Task input:
* * * * * * * * *
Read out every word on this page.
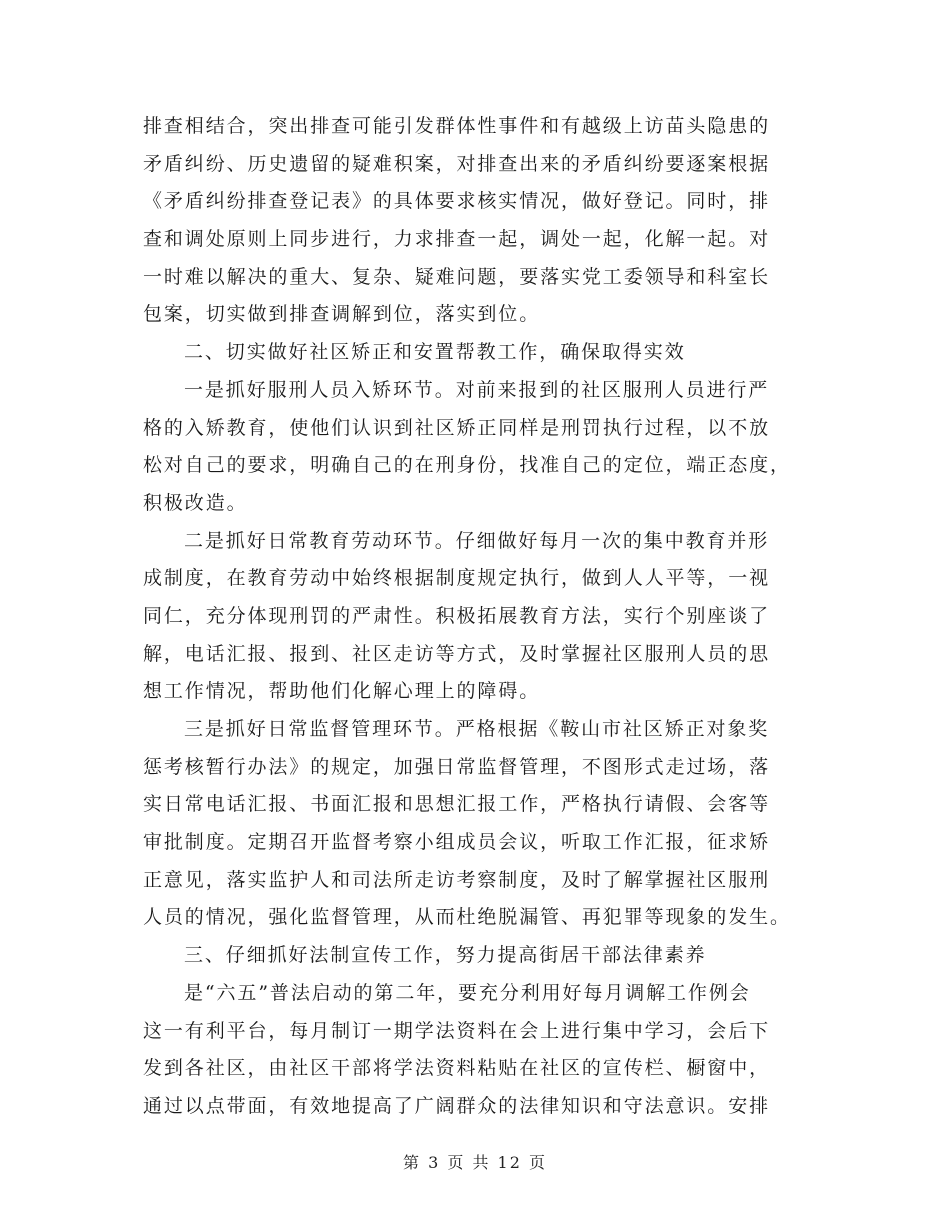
排查相结合，突出排查可能引发群体性事件和有越级上访苗头隐患的
矛盾纠纷、历史遗留的疑难积案，对排查出来的矛盾纠纷要逐案根据
《矛盾纠纷排查登记表》的具体要求核实情况，做好登记。同时，排
查和调处原则上同步进行，力求排查一起，调处一起，化解一起。对
一时难以解决的重大、复杂、疑难问题，要落实党工委领导和科室长
包案，切实做到排查调解到位，落实到位。
二、切实做好社区矫正和安置帮教工作，确保取得实效
一是抓好服刑人员入矫环节。对前来报到的社区服刑人员进行严
格的入矫教育，使他们认识到社区矫正同样是刑罚执行过程，以不放
松对自己的要求，明确自己的在刑身份，找准自己的定位，端正态度，
积极改造。
二是抓好日常教育劳动环节。仔细做好每月一次的集中教育并形
成制度，在教育劳动中始终根据制度规定执行，做到人人平等，一视
同仁，充分体现刑罚的严肃性。积极拓展教育方法，实行个别座谈了
解，电话汇报、报到、社区走访等方式，及时掌握社区服刑人员的思
想工作情况，帮助他们化解心理上的障碍。
三是抓好日常监督管理环节。严格根据《鞍山市社区矫正对象奖
惩考核暂行办法》的规定，加强日常监督管理，不图形式走过场，落
实日常电话汇报、书面汇报和思想汇报工作，严格执行请假、会客等
审批制度。定期召开监督考察小组成员会议，听取工作汇报，征求矫
正意见，落实监护人和司法所走访考察制度，及时了解掌握社区服刑
人员的情况，强化监督管理，从而杜绝脱漏管、再犯罪等现象的发生。
三、仔细抓好法制宣传工作，努力提高街居干部法律素养
是“六五”普法启动的第二年，要充分利用好每月调解工作例会
这一有利平台，每月制订一期学法资料在会上进行集中学习，会后下
发到各社区，由社区干部将学法资料粘贴在社区的宣传栏、橱窗中，
通过以点带面，有效地提高了广阔群众的法律知识和守法意识。安排
第 3 页 共 12 页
* * * * * * * * *
What you should do:
Copy out each line exactly, without the pictures.

Problem solution:
Read out every word on this page.
排查相结合，突出排查可能引发群体性事件和有越级上访苗头隐患的
矛盾纠纷、历史遗留的疑难积案，对排查出来的矛盾纠纷要逐案根据
《矛盾纠纷排查登记表》的具体要求核实情况，做好登记。同时，排
查和调处原则上同步进行，力求排查一起，调处一起，化解一起。对
一时难以解决的重大、复杂、疑难问题，要落实党工委领导和科室长
包案，切实做到排查调解到位，落实到位。
二、切实做好社区矫正和安置帮教工作，确保取得实效
一是抓好服刑人员入矫环节。对前来报到的社区服刑人员进行严
格的入矫教育，使他们认识到社区矫正同样是刑罚执行过程，以不放
松对自己的要求，明确自己的在刑身份，找准自己的定位，端正态度，
积极改造。
二是抓好日常教育劳动环节。仔细做好每月一次的集中教育并形
成制度，在教育劳动中始终根据制度规定执行，做到人人平等，一视
同仁，充分体现刑罚的严肃性。积极拓展教育方法，实行个别座谈了
解，电话汇报、报到、社区走访等方式，及时掌握社区服刑人员的思
想工作情况，帮助他们化解心理上的障碍。
三是抓好日常监督管理环节。严格根据《鞍山市社区矫正对象奖
惩考核暂行办法》的规定，加强日常监督管理，不图形式走过场，落
实日常电话汇报、书面汇报和思想汇报工作，严格执行请假、会客等
审批制度。定期召开监督考察小组成员会议，听取工作汇报，征求矫
正意见，落实监护人和司法所走访考察制度，及时了解掌握社区服刑
人员的情况，强化监督管理，从而杜绝脱漏管、再犯罪等现象的发生。
三、仔细抓好法制宣传工作，努力提高街居干部法律素养
是“六五”普法启动的第二年，要充分利用好每月调解工作例会
这一有利平台，每月制订一期学法资料在会上进行集中学习，会后下
发到各社区，由社区干部将学法资料粘贴在社区的宣传栏、橱窗中，
通过以点带面，有效地提高了广阔群众的法律知识和守法意识。安排
第 3 页 共 12 页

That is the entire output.